● Dataset
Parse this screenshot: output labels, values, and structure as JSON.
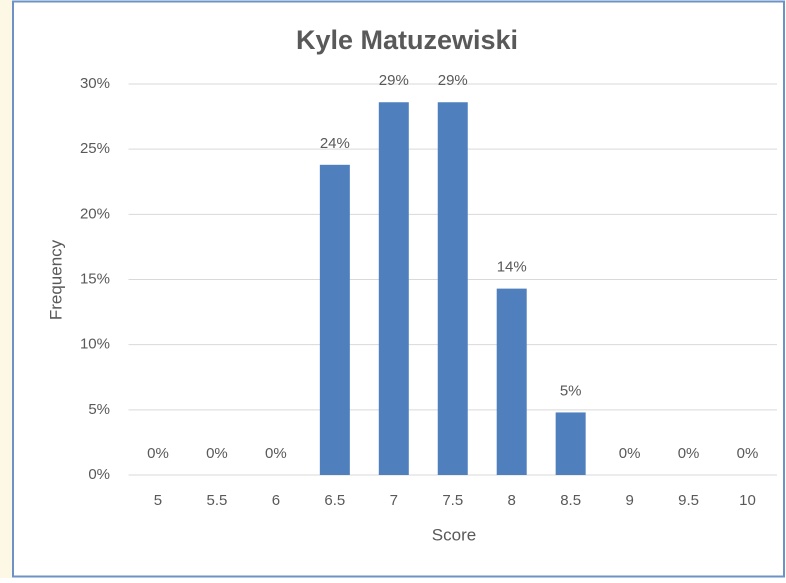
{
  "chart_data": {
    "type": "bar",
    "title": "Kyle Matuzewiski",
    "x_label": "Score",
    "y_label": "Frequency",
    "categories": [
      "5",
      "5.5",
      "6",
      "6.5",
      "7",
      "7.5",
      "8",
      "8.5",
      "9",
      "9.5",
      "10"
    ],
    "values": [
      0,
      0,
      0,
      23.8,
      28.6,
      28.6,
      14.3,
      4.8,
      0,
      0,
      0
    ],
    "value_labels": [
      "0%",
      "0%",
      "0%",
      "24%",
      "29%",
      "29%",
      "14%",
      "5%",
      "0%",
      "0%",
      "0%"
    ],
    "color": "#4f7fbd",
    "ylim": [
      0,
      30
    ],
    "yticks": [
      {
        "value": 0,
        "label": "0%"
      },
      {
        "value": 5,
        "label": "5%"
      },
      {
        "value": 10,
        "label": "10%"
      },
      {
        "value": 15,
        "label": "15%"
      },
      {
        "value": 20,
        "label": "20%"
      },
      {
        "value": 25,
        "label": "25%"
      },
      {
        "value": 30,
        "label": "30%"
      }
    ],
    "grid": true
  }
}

● Task goal
Every entry must be written out exactly, with all pictures left out.

● Result for this task
Parse this screenshot: output labels, values, and structure as JSON.
{
  "chart_data": {
    "type": "bar",
    "title": "Kyle Matuzewiski",
    "x_label": "Score",
    "y_label": "Frequency",
    "categories": [
      "5",
      "5.5",
      "6",
      "6.5",
      "7",
      "7.5",
      "8",
      "8.5",
      "9",
      "9.5",
      "10"
    ],
    "values": [
      0,
      0,
      0,
      23.8,
      28.6,
      28.6,
      14.3,
      4.8,
      0,
      0,
      0
    ],
    "value_labels": [
      "0%",
      "0%",
      "0%",
      "24%",
      "29%",
      "29%",
      "14%",
      "5%",
      "0%",
      "0%",
      "0%"
    ],
    "color": "#4f7fbd",
    "ylim": [
      0,
      30
    ],
    "yticks": [
      {
        "value": 0,
        "label": "0%"
      },
      {
        "value": 5,
        "label": "5%"
      },
      {
        "value": 10,
        "label": "10%"
      },
      {
        "value": 15,
        "label": "15%"
      },
      {
        "value": 20,
        "label": "20%"
      },
      {
        "value": 25,
        "label": "25%"
      },
      {
        "value": 30,
        "label": "30%"
      }
    ],
    "grid": true
  }
}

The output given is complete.